§ **DOCUMENT PASSAGE**:

○ ○ ○ ○ ○

No one was keeping an actual ledger during the 1960s on how well Bell Labs was doing in planning for the next century, but had they been, they might have put electronic switching and the laser work in the column of spectacular and prescient successes. During those same years, there were other achievements at Bell Labs that would, in time, alter the world. One occurred when several computer scientists at Murray Hill got together to write a revolutionary computer operating system they called Unix, which would serve as the basis for a host of other computer languages.
25
Another breakthrough—the charge-coupled device, or CCD—was invented during work on new forms of computer memory. The CCD was a light-sensitive electronic sensor that used the varying responses of electrons to different amounts of light to create photographs and images of extraordinary detail.
26
The CCD would become the foundation of digital photography as we now know it, but Bill Baker perceived its value to national security long before its commercial potential was understood. “I took it out to the NRO immediately,” Baker would later recall, knowing that the National Reconnaissance Office, the spy satellite agency he had helped found, could use it for espionage.

○ ○ ○ ○ ○

Image layout annotations:
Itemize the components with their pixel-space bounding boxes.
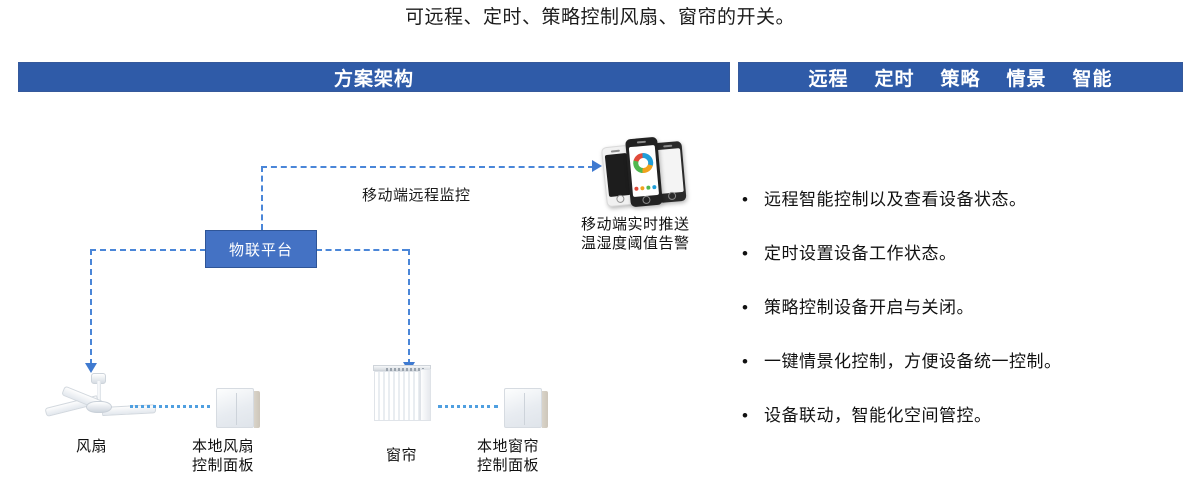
list-item: • 远程智能控制以及查看设备状态。 (742, 188, 1192, 212)
iot-platform-label: 物联平台 (229, 239, 293, 260)
arrow-to-phone-icon (592, 160, 602, 172)
connector-platform-to-curtain-vertical (408, 249, 410, 365)
panel-face (216, 388, 254, 428)
list-item: • 设备联动，智能化空间管控。 (742, 404, 1192, 428)
page-caption: 可远程、定时、策略控制风扇、窗帘的开关。 (0, 4, 1200, 32)
phone-speaker-icon (611, 150, 620, 153)
feature-word-scene: 情景 (1007, 64, 1047, 91)
curtain-icon (373, 365, 435, 425)
phone-home-button-icon (642, 196, 651, 205)
panel-seam (524, 393, 525, 425)
phones-caption-line2: 温湿度阈值告警 (581, 234, 690, 253)
feature-word-policy: 策略 (940, 64, 980, 91)
section-header-architecture-label: 方案架构 (334, 64, 414, 91)
app-dots-icon (634, 185, 656, 191)
panel-side (254, 391, 260, 428)
list-item-label: 设备联动，智能化空间管控。 (764, 404, 992, 428)
connector-platform-to-phone-vertical (261, 166, 263, 230)
phones-caption-line1: 移动端实时推送 (581, 215, 690, 234)
mobile-phones-icon (604, 136, 688, 210)
connector-label-remote-monitoring: 移动端远程监控 (362, 184, 471, 205)
connector-platform-to-phone-horizontal (261, 166, 594, 168)
connector-platform-to-curtain-horizontal (316, 249, 408, 251)
connector-platform-to-fan-horizontal (90, 249, 206, 251)
fan-panel-caption-line1: 本地风扇 (192, 437, 254, 456)
panel-seam (236, 393, 237, 425)
bullet-marker-icon: • (742, 350, 764, 374)
curtain-cloth-icon (374, 371, 420, 421)
section-header-features: 远程 定时 策略 情景 智能 (738, 62, 1183, 92)
feature-word-list: 远程 定时 策略 情景 智能 (808, 64, 1112, 91)
phone-speaker-icon (637, 141, 646, 144)
phone-home-button-icon (668, 192, 677, 201)
phone-home-button-icon (616, 194, 625, 203)
list-item: • 一键情景化控制，方便设备统一控制。 (742, 350, 1192, 374)
panel-side (542, 391, 548, 428)
feature-word-smart: 智能 (1073, 64, 1113, 91)
bullet-marker-icon: • (742, 188, 764, 212)
feature-word-remote: 远程 (808, 64, 848, 91)
list-item-label: 一键情景化控制，方便设备统一控制。 (764, 350, 1062, 374)
list-item: • 策略控制设备开启与关闭。 (742, 296, 1192, 320)
phone-center-screen (629, 145, 659, 197)
bullet-marker-icon: • (742, 242, 764, 266)
phone-center-icon (625, 137, 663, 208)
fan-hub-icon (86, 401, 112, 413)
fan-panel-caption-line2: 控制面板 (192, 456, 254, 475)
list-item-label: 策略控制设备开启与关闭。 (764, 296, 974, 320)
curtain-panel-caption-line1: 本地窗帘 (477, 437, 539, 456)
fan-panel-caption: 本地风扇 控制面板 (192, 437, 254, 475)
curtain-edge-icon (420, 369, 431, 421)
ceiling-fan-icon (42, 365, 158, 425)
iot-platform-node[interactable]: 物联平台 (205, 230, 317, 268)
link-fan-to-panel (130, 405, 210, 408)
list-item: • 定时设置设备工作状态。 (742, 242, 1192, 266)
link-curtain-to-panel (438, 405, 498, 408)
pie-chart-icon (632, 152, 654, 174)
feature-bullet-list: • 远程智能控制以及查看设备状态。 • 定时设置设备工作状态。 • 策略控制设备… (742, 188, 1192, 458)
list-item-label: 定时设置设备工作状态。 (764, 242, 957, 266)
bullet-marker-icon: • (742, 296, 764, 320)
feature-word-timer: 定时 (874, 64, 914, 91)
curtain-control-panel-icon (504, 388, 548, 428)
fan-control-panel-icon (216, 388, 260, 428)
curtain-panel-caption-line2: 控制面板 (477, 456, 539, 475)
phones-caption: 移动端实时推送 温湿度阈值告警 (581, 215, 690, 253)
section-header-architecture: 方案架构 (18, 62, 730, 92)
architecture-diagram: 物联平台 移动端远程监控 (0, 100, 730, 494)
list-item-label: 远程智能控制以及查看设备状态。 (764, 188, 1027, 212)
curtain-caption: 窗帘 (386, 446, 417, 465)
curtain-panel-caption: 本地窗帘 控制面板 (477, 437, 539, 475)
fan-caption: 风扇 (76, 437, 107, 456)
phone-speaker-icon (663, 145, 672, 148)
connector-platform-to-fan-vertical (90, 249, 92, 365)
bullet-marker-icon: • (742, 404, 764, 428)
panel-face (504, 388, 542, 428)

○ ○ ○ ○ ○

§ **JOB 1**:
According to the Bell Labs passage, during work on what was the charge-coupled device invented?
§ **JOB 2**:
Continue the Bell Labs passage from the point where it stops.

§ **EXPECTED OUTPUT 1**:
New forms of computer memory.

§ **EXPECTED OUTPUT 2**:
27

Meanwhile, the other side of the ledger was filling up, too. The integrated
circuit of Kilby and Noyce, which built on the engineering and materials-science achievements of Bell Labs, seemed more a missed opportunity than a misstep.
28
But nobody could offer such a mitigating rationale to explain the waveguide and Picturephone, two interrelated and fabulously expensive follies.
29
It seems worth considering not only how those endeavors failed, but what those failures represented. Innovators make different kinds of mistakes. The waveguide, for instance, might be considered a mistake of perception. It was an instance where a technology of legitimate promise is eclipsed by a breakthrough elsewhere—in another corporate department, at another company, at a university, wherever—that solves a particular problem better. It was perhaps understandable, moreover, that a breakthrough in the creation of pure glass fibers wouldn’t come from an organization such as Bell Labs, where materials scientists were experts on the behaviors of metals, polymers, and semiconductor crystals. Rather, it would come from a company like Corning, with over a century of expertise in glass and ceramics.

Mistakes of perception are not the same as mistakes of judgment, though. In the latter, an idea that developers think will satisfy a need or want does not. It may prove useless because of its functional shortcomings, or because it’s too expensive in relation to its modest appeal, or because it arrives in the marketplace too early or too late. Or because of all those reasons combined. The Picturephone was a mistake in judgment.

The Picturephone began on a high note of optimism. “We have now received a clear go-ahead from AT&T on the Picturephone program we proposed,” Julius Molnar, Bell Labs’ executive vice president, informed the staff in late summer of 1966.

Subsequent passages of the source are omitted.